Copy every line in which the string "parents" occurs.

++++++

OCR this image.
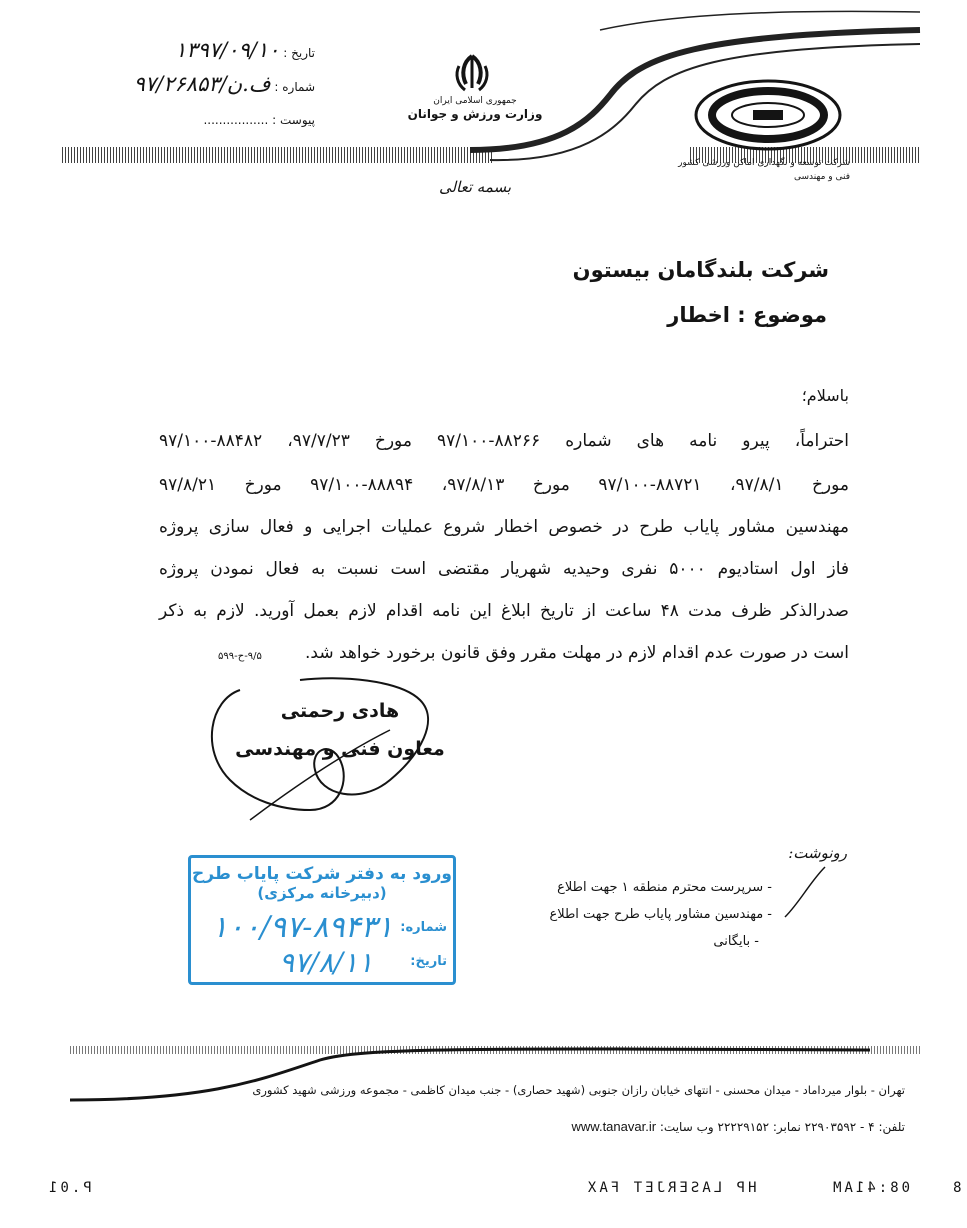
تاریخ : ۱۳۹۷/۰۹/۱۰
شماره : ف.ن/۹۷/۲۶۸۵۳
پیوست : .................
جمهوری اسلامی ایران
وزارت ورزش و جوانان
شرکت توسعه و نگهداری اماکن ورزشی کشور
فنی و مهندسی
بسمه تعالی
شرکت بلندگامان بیستون
موضوع : اخطار
باسلام؛
احتراماً، پیرو نامه های شماره ۸۸۲۶۶-۹۷/۱۰۰ مورخ ۹۷/۷/۲۳، ۸۸۴۸۲-۹۷/۱۰۰
مورخ ۹۷/۸/۱، ۸۸۷۲۱-۹۷/۱۰۰ مورخ ۹۷/۸/۱۳، ۸۸۸۹۴-۹۷/۱۰۰ مورخ ۹۷/۸/۲۱
مهندسین مشاور پایاب طرح در خصوص اخطار شروع عملیات اجرایی و فعال سازی پروژه
فاز اول استادیوم ۵۰۰۰ نفری وحیدیه شهریار مقتضی است نسبت به فعال نمودن پروژه
صدرالذکر ظرف مدت ۴۸ ساعت از تاریخ ابلاغ این نامه اقدام لازم بعمل آورید. لازم به ذکر
است در صورت عدم اقدام لازم در مهلت مقرر وفق قانون برخورد خواهد شد.
۹/۵-ح-۵۹۹
هادی رحمتی
معاون فنی و مهندسی
ورود به دفتر شرکت پایاب طرح
(دبیرخانه مرکزی)
شماره:
۱۰۰/۹۷-۸۹۴۳۱
تاریخ:
۹۷/۸/۱۱
رونوشت:
- سرپرست محترم منطقه ۱ جهت اطلاع
- مهندسین مشاور پایاب طرح جهت اطلاع
- بایگانی
تهران - بلوار میرداماد - میدان محسنی - انتهای خیابان رازان جنوبی (شهید حصاری) - جنب میدان کاظمی - مجموعه ورزشی شهید کشوری
تلفن: ۴ - ۲۲۹۰۳۵۹۲ نمابر: ۲۲۲۲۹۱۵۲ وب سایت: www.tanavar.ir
P.01	HP LASERJET FAX	08:41AM	8
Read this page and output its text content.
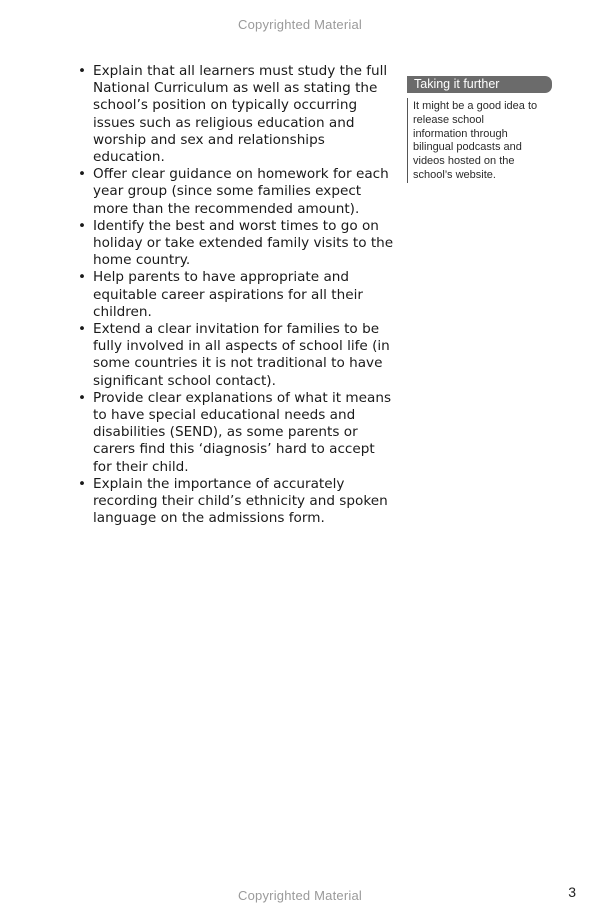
Copyrighted Material
• Explain that all learners must study the full National Curriculum as well as stating the school’s position on typically occurring issues such as religious education and worship and sex and relationships education.
• Offer clear guidance on homework for each year group (since some families expect more than the recommended amount).
• Identify the best and worst times to go on holiday or take extended family visits to the home country.
• Help parents to have appropriate and equitable career aspirations for all their children.
• Extend a clear invitation for families to be fully involved in all aspects of school life (in some countries it is not traditional to have significant school contact).
• Provide clear explanations of what it means to have special educational needs and disabilities (SEND), as some parents or carers find this ‘diagnosis’ hard to accept for their child.
• Explain the importance of accurately recording their child’s ethnicity and spoken language on the admissions form.
Taking it further
It might be a good idea to release school information through bilingual podcasts and videos hosted on the school’s website.
Copyrighted Material	3
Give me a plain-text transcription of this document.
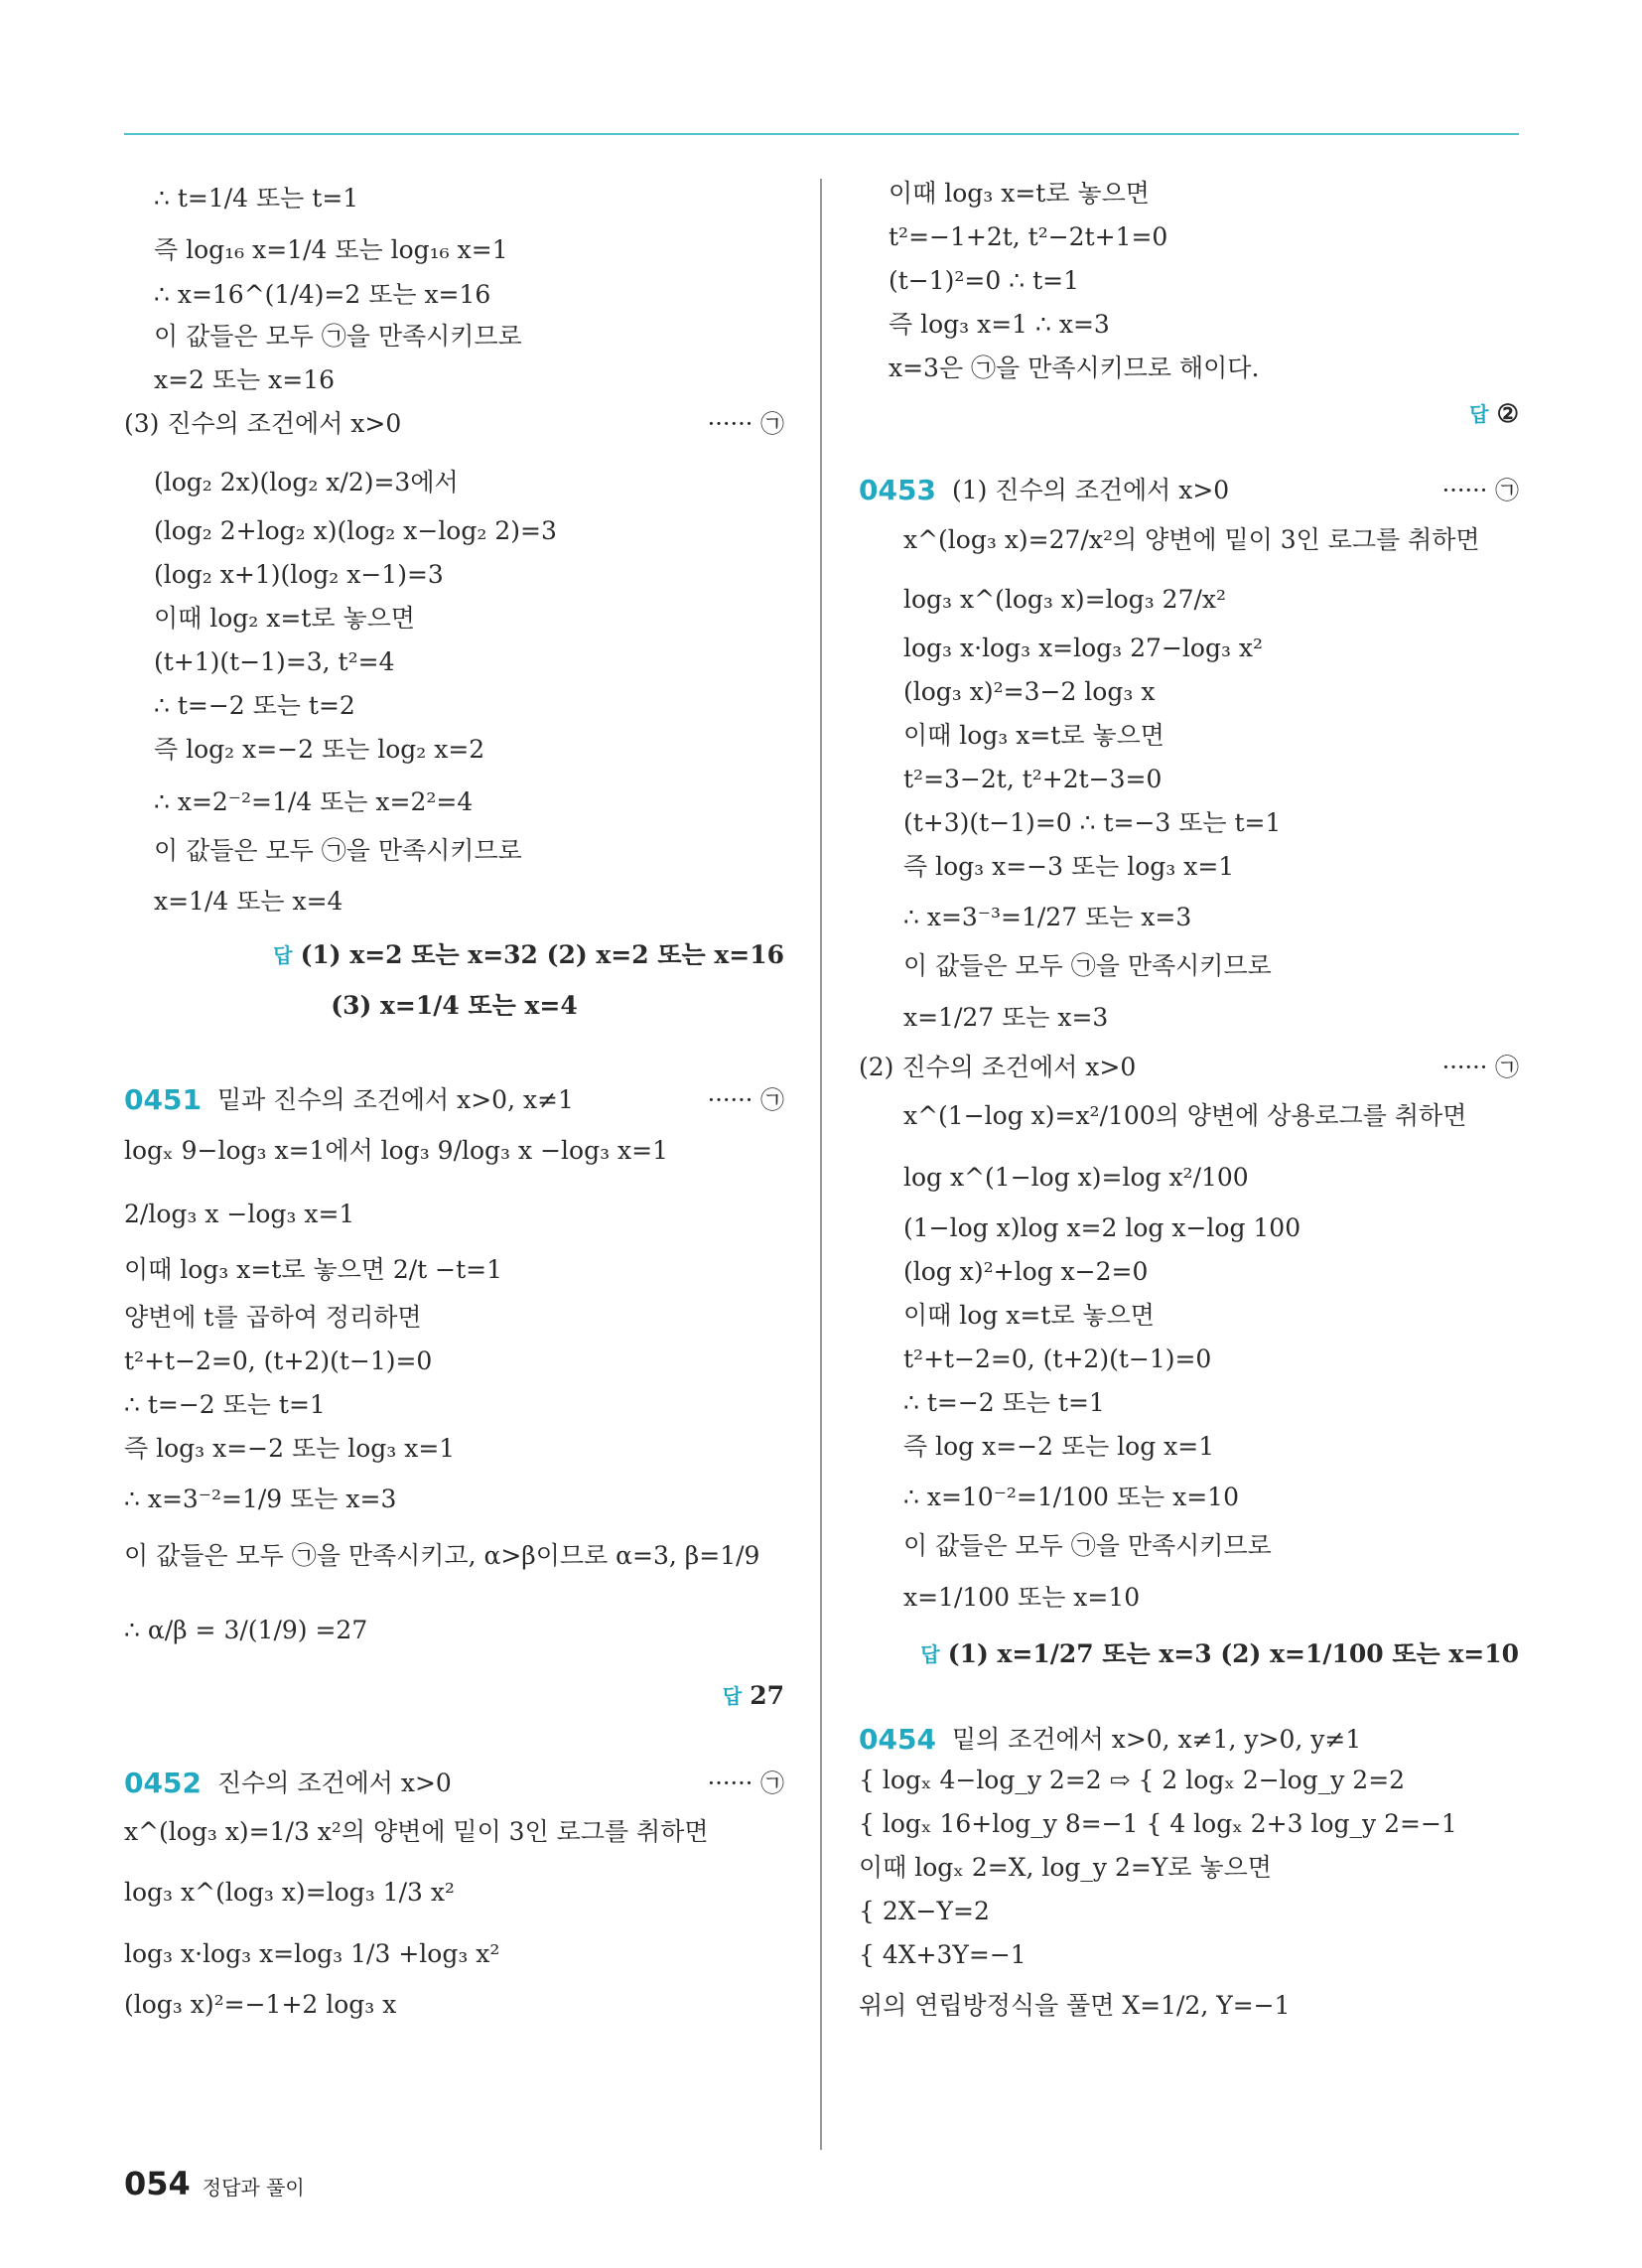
∴ t=1/4 또는 t=1
즉 log₁₆ x=1/4 또는 log₁₆ x=1
∴ x=16^(1/4)=2 또는 x=16
이 값들은 모두 ㉠을 만족시키므로
x=2 또는 x=16
(3) 진수의 조건에서 x>0	······ ㉠
(log₂ 2x)(log₂ x/2)=3에서
(log₂ 2+log₂ x)(log₂ x−log₂ 2)=3
(log₂ x+1)(log₂ x−1)=3
이때 log₂ x=t로 놓으면
(t+1)(t−1)=3, t²=4
∴ t=−2 또는 t=2
즉 log₂ x=−2 또는 log₂ x=2
∴ x=2⁻²=1/4 또는 x=2²=4
이 값들은 모두 ㉠을 만족시키므로
x=1/4 또는 x=4
답 (1) x=2 또는 x=32 (2) x=2 또는 x=16
(3) x=1/4 또는 x=4
0451 밑과 진수의 조건에서 x>0, x≠1	······ ㉠
logₓ 9−log₃ x=1에서 log₃ 9/log₃ x −log₃ x=1
2/log₃ x −log₃ x=1
이때 log₃ x=t로 놓으면 2/t −t=1
양변에 t를 곱하여 정리하면
t²+t−2=0, (t+2)(t−1)=0
∴ t=−2 또는 t=1
즉 log₃ x=−2 또는 log₃ x=1
∴ x=3⁻²=1/9 또는 x=3
이 값들은 모두 ㉠을 만족시키고, α>β이므로 α=3, β=1/9
∴ α/β = 3/(1/9) =27
답 27
0452 진수의 조건에서 x>0	······ ㉠
x^(log₃ x)=1/3 x²의 양변에 밑이 3인 로그를 취하면
log₃ x^(log₃ x)=log₃ 1/3 x²
log₃ x·log₃ x=log₃ 1/3 +log₃ x²
(log₃ x)²=−1+2 log₃ x
이때 log₃ x=t로 놓으면
t²=−1+2t, t²−2t+1=0
(t−1)²=0 ∴ t=1
즉 log₃ x=1 ∴ x=3
x=3은 ㉠을 만족시키므로 해이다.
답 ②
0453 (1) 진수의 조건에서 x>0	······ ㉠
x^(log₃ x)=27/x²의 양변에 밑이 3인 로그를 취하면
log₃ x^(log₃ x)=log₃ 27/x²
log₃ x·log₃ x=log₃ 27−log₃ x²
(log₃ x)²=3−2 log₃ x
이때 log₃ x=t로 놓으면
t²=3−2t, t²+2t−3=0
(t+3)(t−1)=0 ∴ t=−3 또는 t=1
즉 log₃ x=−3 또는 log₃ x=1
∴ x=3⁻³=1/27 또는 x=3
이 값들은 모두 ㉠을 만족시키므로
x=1/27 또는 x=3
(2) 진수의 조건에서 x>0	······ ㉠
x^(1−log x)=x²/100의 양변에 상용로그를 취하면
log x^(1−log x)=log x²/100
(1−log x)log x=2 log x−log 100
(log x)²+log x−2=0
이때 log x=t로 놓으면
t²+t−2=0, (t+2)(t−1)=0
∴ t=−2 또는 t=1
즉 log x=−2 또는 log x=1
∴ x=10⁻²=1/100 또는 x=10
이 값들은 모두 ㉠을 만족시키므로
x=1/100 또는 x=10
답 (1) x=1/27 또는 x=3 (2) x=1/100 또는 x=10
0454 밑의 조건에서 x>0, x≠1, y>0, y≠1
{ logₓ 4−log_y 2=2 ⇨ { 2 logₓ 2−log_y 2=2
{ logₓ 16+log_y 8=−1 { 4 logₓ 2+3 log_y 2=−1
이때 logₓ 2=X, log_y 2=Y로 놓으면
{ 2X−Y=2
{ 4X+3Y=−1
위의 연립방정식을 풀면 X=1/2, Y=−1
054 정답과 풀이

++++++

THE RESULT —
• Help parents to have appropriate and equitable career aspirations for all their children.
• Provide clear explanations of what it means to have special educational needs and disabilities (SEND), as some parents or carers find this ‘diagnosis’ hard to accept for their child.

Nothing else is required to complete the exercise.